> [TO DO]
The data below should be restated word for word, with every picture omitted.

> [EXTRACTED INFORMATION]
************

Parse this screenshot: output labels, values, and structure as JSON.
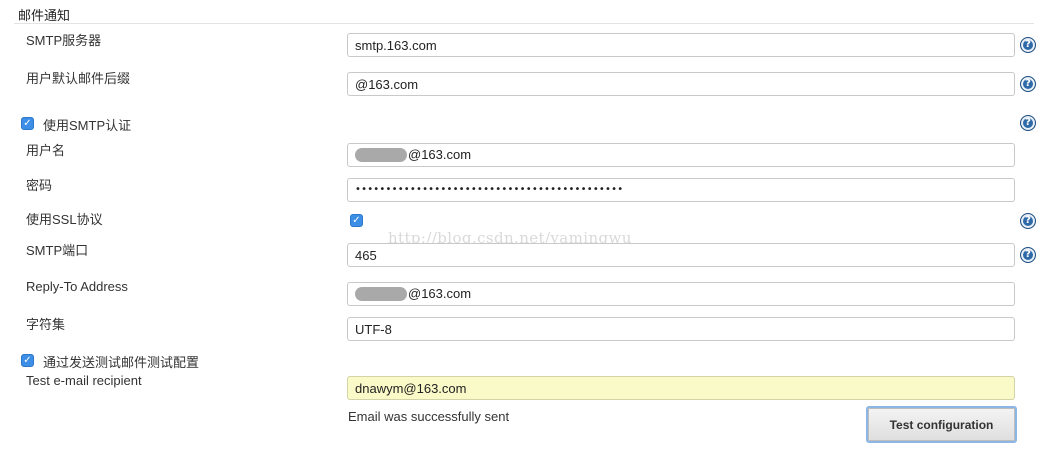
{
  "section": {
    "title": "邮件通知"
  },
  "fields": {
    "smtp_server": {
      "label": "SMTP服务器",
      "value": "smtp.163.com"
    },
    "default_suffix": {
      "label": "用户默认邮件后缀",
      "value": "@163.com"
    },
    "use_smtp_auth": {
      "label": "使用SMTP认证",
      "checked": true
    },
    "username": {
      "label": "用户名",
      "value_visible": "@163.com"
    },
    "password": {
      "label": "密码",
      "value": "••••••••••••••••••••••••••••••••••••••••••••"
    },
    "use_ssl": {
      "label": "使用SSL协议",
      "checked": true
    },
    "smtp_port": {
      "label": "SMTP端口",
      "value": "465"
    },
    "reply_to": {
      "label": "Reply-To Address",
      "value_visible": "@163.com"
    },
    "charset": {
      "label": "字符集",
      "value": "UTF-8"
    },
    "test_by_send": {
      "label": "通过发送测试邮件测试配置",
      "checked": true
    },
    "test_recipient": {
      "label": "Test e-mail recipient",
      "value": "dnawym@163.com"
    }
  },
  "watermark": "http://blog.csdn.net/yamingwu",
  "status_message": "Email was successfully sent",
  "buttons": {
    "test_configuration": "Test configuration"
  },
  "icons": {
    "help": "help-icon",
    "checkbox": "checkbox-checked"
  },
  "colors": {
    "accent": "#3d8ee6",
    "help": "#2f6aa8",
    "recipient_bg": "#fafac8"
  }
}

************

> [ANSWER]
Parse this screenshot: output labels, values, and structure as JSON.
{
  "section": {
    "title": "邮件通知"
  },
  "fields": {
    "smtp_server": {
      "label": "SMTP服务器",
      "value": "smtp.163.com"
    },
    "default_suffix": {
      "label": "用户默认邮件后缀",
      "value": "@163.com"
    },
    "use_smtp_auth": {
      "label": "使用SMTP认证",
      "checked": true
    },
    "username": {
      "label": "用户名",
      "value_visible": "@163.com"
    },
    "password": {
      "label": "密码",
      "value": "••••••••••••••••••••••••••••••••••••••••••••"
    },
    "use_ssl": {
      "label": "使用SSL协议",
      "checked": true
    },
    "smtp_port": {
      "label": "SMTP端口",
      "value": "465"
    },
    "reply_to": {
      "label": "Reply-To Address",
      "value_visible": "@163.com"
    },
    "charset": {
      "label": "字符集",
      "value": "UTF-8"
    },
    "test_by_send": {
      "label": "通过发送测试邮件测试配置",
      "checked": true
    },
    "test_recipient": {
      "label": "Test e-mail recipient",
      "value": "dnawym@163.com"
    }
  },
  "watermark": "http://blog.csdn.net/yamingwu",
  "status_message": "Email was successfully sent",
  "buttons": {
    "test_configuration": "Test configuration"
  },
  "icons": {
    "help": "help-icon",
    "checkbox": "checkbox-checked"
  },
  "colors": {
    "accent": "#3d8ee6",
    "help": "#2f6aa8",
    "recipient_bg": "#fafac8"
  }
}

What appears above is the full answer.